BEGIN Exercise material
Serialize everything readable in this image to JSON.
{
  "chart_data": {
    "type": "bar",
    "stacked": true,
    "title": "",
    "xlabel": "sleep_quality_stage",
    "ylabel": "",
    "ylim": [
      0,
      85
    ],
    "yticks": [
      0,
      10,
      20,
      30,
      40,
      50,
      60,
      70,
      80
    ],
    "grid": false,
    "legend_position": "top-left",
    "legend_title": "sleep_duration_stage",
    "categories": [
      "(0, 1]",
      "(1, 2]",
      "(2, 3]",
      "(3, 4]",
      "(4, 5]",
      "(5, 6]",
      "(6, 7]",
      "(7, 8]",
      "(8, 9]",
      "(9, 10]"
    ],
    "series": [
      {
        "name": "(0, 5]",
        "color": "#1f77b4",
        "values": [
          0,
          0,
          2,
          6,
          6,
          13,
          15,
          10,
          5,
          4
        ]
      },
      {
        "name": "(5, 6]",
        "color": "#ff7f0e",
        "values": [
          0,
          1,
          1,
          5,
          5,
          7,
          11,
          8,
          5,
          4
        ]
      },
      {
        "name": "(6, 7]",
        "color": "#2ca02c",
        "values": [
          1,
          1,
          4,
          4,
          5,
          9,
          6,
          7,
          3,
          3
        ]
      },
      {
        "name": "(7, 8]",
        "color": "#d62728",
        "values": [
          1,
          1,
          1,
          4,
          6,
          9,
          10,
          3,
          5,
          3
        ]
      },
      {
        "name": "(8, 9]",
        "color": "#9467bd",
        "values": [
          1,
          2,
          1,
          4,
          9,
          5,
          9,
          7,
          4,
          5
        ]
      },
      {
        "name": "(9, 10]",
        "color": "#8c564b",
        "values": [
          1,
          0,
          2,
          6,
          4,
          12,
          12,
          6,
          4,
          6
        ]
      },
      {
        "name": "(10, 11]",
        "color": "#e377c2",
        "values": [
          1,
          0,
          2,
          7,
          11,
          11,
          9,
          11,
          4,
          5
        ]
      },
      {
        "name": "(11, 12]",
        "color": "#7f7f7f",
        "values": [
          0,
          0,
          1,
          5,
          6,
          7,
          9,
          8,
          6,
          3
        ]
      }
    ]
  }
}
END Exercise material
Exercise description >>
Copy out each record from above, exactly.

Written reply >>
Serialize everything readable in this image to JSON.
{
  "chart_data": {
    "type": "bar",
    "stacked": true,
    "title": "",
    "xlabel": "sleep_quality_stage",
    "ylabel": "",
    "ylim": [
      0,
      85
    ],
    "yticks": [
      0,
      10,
      20,
      30,
      40,
      50,
      60,
      70,
      80
    ],
    "grid": false,
    "legend_position": "top-left",
    "legend_title": "sleep_duration_stage",
    "categories": [
      "(0, 1]",
      "(1, 2]",
      "(2, 3]",
      "(3, 4]",
      "(4, 5]",
      "(5, 6]",
      "(6, 7]",
      "(7, 8]",
      "(8, 9]",
      "(9, 10]"
    ],
    "series": [
      {
        "name": "(0, 5]",
        "color": "#1f77b4",
        "values": [
          0,
          0,
          2,
          6,
          6,
          13,
          15,
          10,
          5,
          4
        ]
      },
      {
        "name": "(5, 6]",
        "color": "#ff7f0e",
        "values": [
          0,
          1,
          1,
          5,
          5,
          7,
          11,
          8,
          5,
          4
        ]
      },
      {
        "name": "(6, 7]",
        "color": "#2ca02c",
        "values": [
          1,
          1,
          4,
          4,
          5,
          9,
          6,
          7,
          3,
          3
        ]
      },
      {
        "name": "(7, 8]",
        "color": "#d62728",
        "values": [
          1,
          1,
          1,
          4,
          6,
          9,
          10,
          3,
          5,
          3
        ]
      },
      {
        "name": "(8, 9]",
        "color": "#9467bd",
        "values": [
          1,
          2,
          1,
          4,
          9,
          5,
          9,
          7,
          4,
          5
        ]
      },
      {
        "name": "(9, 10]",
        "color": "#8c564b",
        "values": [
          1,
          0,
          2,
          6,
          4,
          12,
          12,
          6,
          4,
          6
        ]
      },
      {
        "name": "(10, 11]",
        "color": "#e377c2",
        "values": [
          1,
          0,
          2,
          7,
          11,
          11,
          9,
          11,
          4,
          5
        ]
      },
      {
        "name": "(11, 12]",
        "color": "#7f7f7f",
        "values": [
          0,
          0,
          1,
          5,
          6,
          7,
          9,
          8,
          6,
          3
        ]
      }
    ]
  }
}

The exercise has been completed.